-------- Source data --------

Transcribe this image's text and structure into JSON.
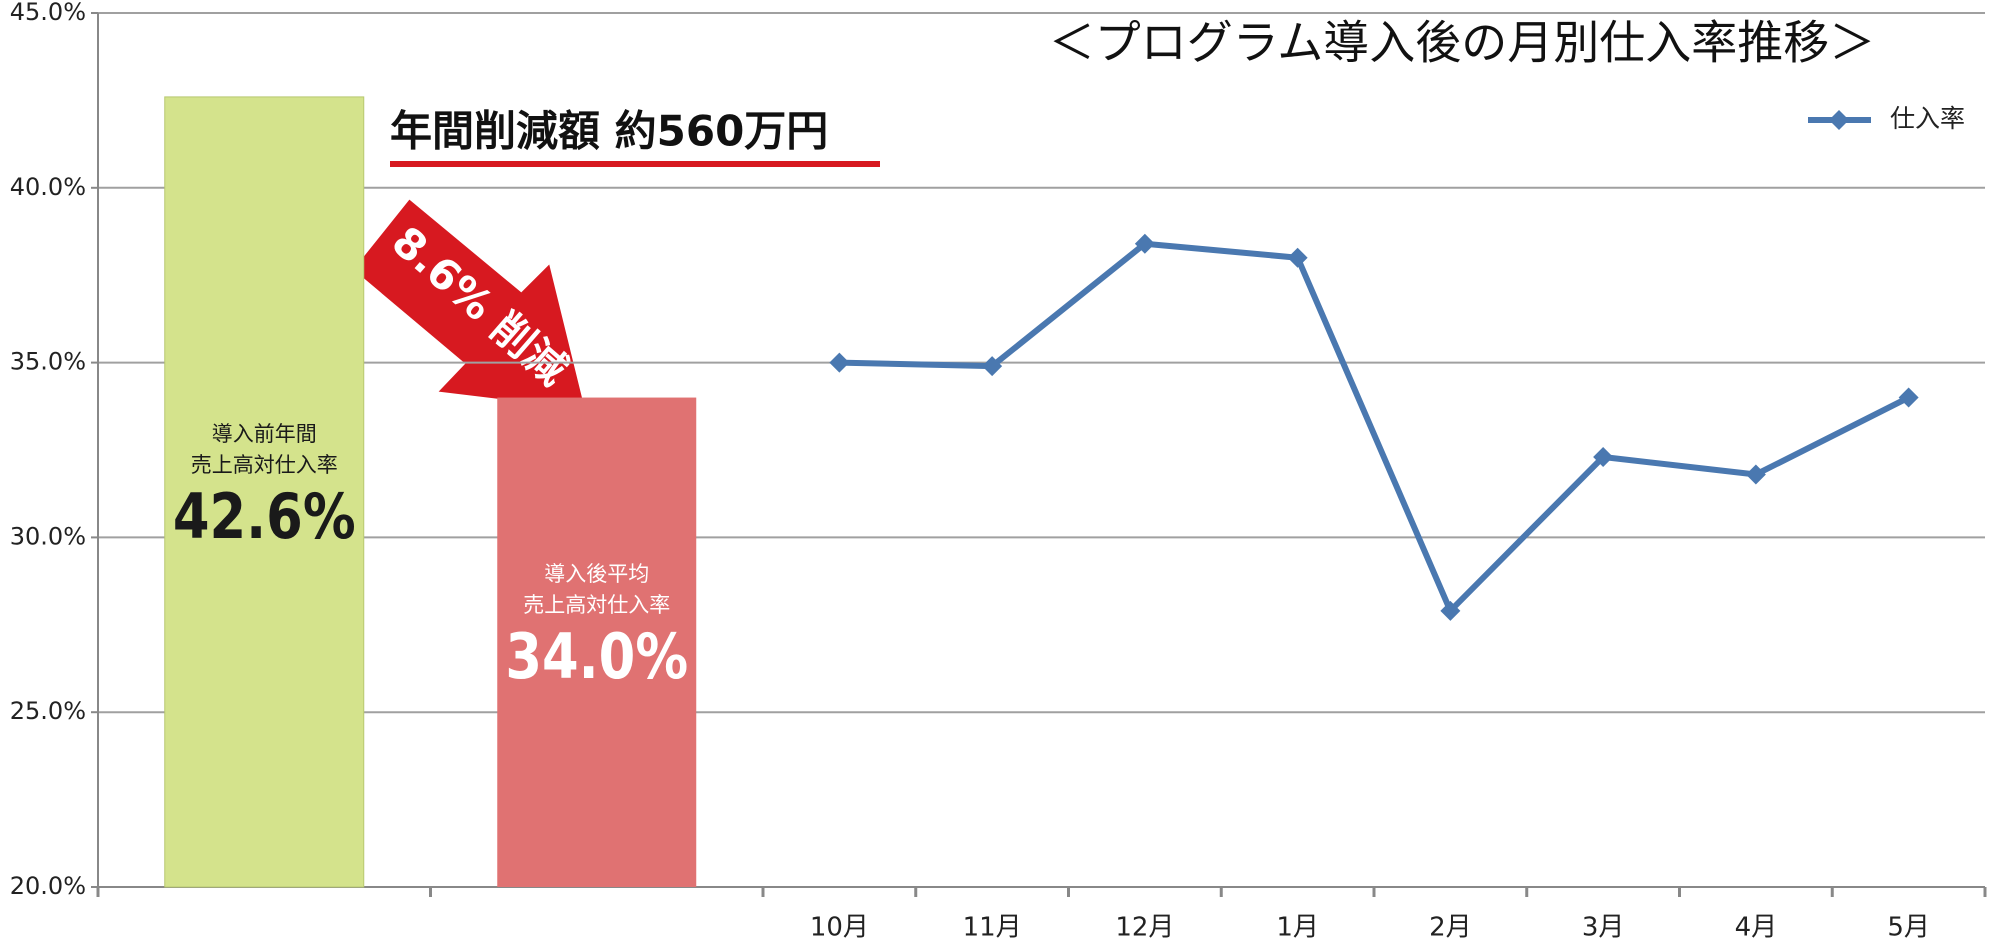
{
  "chart_data": {
    "type": "bar-line",
    "title": "＜プログラム導入後の月別仕入率推移＞",
    "annotation": "年間削減額 約560万円",
    "arrow_label": "8.6% 削減",
    "categories": [
      null,
      null,
      "10月",
      "11月",
      "12月",
      "1月",
      "2月",
      "3月",
      "4月",
      "5月"
    ],
    "bars": {
      "values": [
        42.6,
        34.0,
        null,
        null,
        null,
        null,
        null,
        null,
        null,
        null
      ],
      "value_labels": [
        "42.6%",
        "34.0%",
        null,
        null,
        null,
        null,
        null,
        null,
        null,
        null
      ],
      "colors": [
        "#d4e38c",
        "#e07272"
      ],
      "label_colors": [
        "#1a1a1a",
        "#ffffff"
      ],
      "captions": [
        [
          "導入前年間",
          "売上高対仕入率"
        ],
        [
          "導入後平均",
          "売上高対仕入率"
        ]
      ]
    },
    "series": [
      {
        "name": "仕入率",
        "color": "#4a78b0",
        "values": [
          null,
          null,
          35.0,
          34.9,
          38.4,
          38.0,
          27.9,
          32.3,
          31.8,
          34.0
        ]
      }
    ],
    "ylim": [
      20,
      45
    ],
    "yticks": [
      {
        "value": 20,
        "label": "20.0%"
      },
      {
        "value": 25,
        "label": "25.0%"
      },
      {
        "value": 30,
        "label": "30.0%"
      },
      {
        "value": 35,
        "label": "35.0%"
      },
      {
        "value": 40,
        "label": "40.0%"
      },
      {
        "value": 45,
        "label": "45.0%"
      }
    ],
    "grid": true,
    "legend": "top-right"
  }
}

--------

• Set problem
Retype each line of the listing above word for word. Exclude the pictures.

• The solution
Transcribe this image's text and structure into JSON.
{
  "chart_data": {
    "type": "bar-line",
    "title": "＜プログラム導入後の月別仕入率推移＞",
    "annotation": "年間削減額 約560万円",
    "arrow_label": "8.6% 削減",
    "categories": [
      null,
      null,
      "10月",
      "11月",
      "12月",
      "1月",
      "2月",
      "3月",
      "4月",
      "5月"
    ],
    "bars": {
      "values": [
        42.6,
        34.0,
        null,
        null,
        null,
        null,
        null,
        null,
        null,
        null
      ],
      "value_labels": [
        "42.6%",
        "34.0%",
        null,
        null,
        null,
        null,
        null,
        null,
        null,
        null
      ],
      "colors": [
        "#d4e38c",
        "#e07272"
      ],
      "label_colors": [
        "#1a1a1a",
        "#ffffff"
      ],
      "captions": [
        [
          "導入前年間",
          "売上高対仕入率"
        ],
        [
          "導入後平均",
          "売上高対仕入率"
        ]
      ]
    },
    "series": [
      {
        "name": "仕入率",
        "color": "#4a78b0",
        "values": [
          null,
          null,
          35.0,
          34.9,
          38.4,
          38.0,
          27.9,
          32.3,
          31.8,
          34.0
        ]
      }
    ],
    "ylim": [
      20,
      45
    ],
    "yticks": [
      {
        "value": 20,
        "label": "20.0%"
      },
      {
        "value": 25,
        "label": "25.0%"
      },
      {
        "value": 30,
        "label": "30.0%"
      },
      {
        "value": 35,
        "label": "35.0%"
      },
      {
        "value": 40,
        "label": "40.0%"
      },
      {
        "value": 45,
        "label": "45.0%"
      }
    ],
    "grid": true,
    "legend": "top-right"
  }
}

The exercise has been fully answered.